* Aim:
All of the material below is to be retyped exactly.

* Exercise material:
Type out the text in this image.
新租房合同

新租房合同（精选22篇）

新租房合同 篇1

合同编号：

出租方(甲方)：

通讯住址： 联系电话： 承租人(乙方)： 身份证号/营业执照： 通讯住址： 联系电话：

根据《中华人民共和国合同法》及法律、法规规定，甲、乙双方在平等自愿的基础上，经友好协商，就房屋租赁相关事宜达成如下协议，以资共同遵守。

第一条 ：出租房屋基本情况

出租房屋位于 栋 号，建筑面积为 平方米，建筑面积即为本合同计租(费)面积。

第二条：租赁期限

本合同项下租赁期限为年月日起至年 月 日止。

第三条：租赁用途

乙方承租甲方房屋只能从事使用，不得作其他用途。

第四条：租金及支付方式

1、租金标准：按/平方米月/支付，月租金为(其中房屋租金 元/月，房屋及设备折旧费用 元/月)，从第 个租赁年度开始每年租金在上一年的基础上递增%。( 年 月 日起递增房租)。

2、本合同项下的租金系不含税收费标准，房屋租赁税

* Result of the task:
Type out the text in this image.
新租房合同

新租房合同（精选22篇）

新租房合同 篇1

合同编号：

出租方(甲方)：

通讯住址： 联系电话： 承租人(乙方)： 身份证号/营业执照： 通讯住址： 联系电话：

根据《中华人民共和国合同法》及法律、法规规定，甲、乙双方在平等自愿的基础上，经友好协商，就房屋租赁相关事宜达成如下协议，以资共同遵守。

第一条 ：出租房屋基本情况

出租房屋位于 栋 号，建筑面积为 平方米，建筑面积即为本合同计租(费)面积。

第二条：租赁期限

本合同项下租赁期限为年月日起至年 月 日止。

第三条：租赁用途

乙方承租甲方房屋只能从事使用，不得作其他用途。

第四条：租金及支付方式

1、租金标准：按/平方米月/支付，月租金为(其中房屋租金 元/月，房屋及设备折旧费用 元/月)，从第 个租赁年度开始每年租金在上一年的基础上递增%。( 年 月 日起递增房租)。

2、本合同项下的租金系不含税收费标准，房屋租赁税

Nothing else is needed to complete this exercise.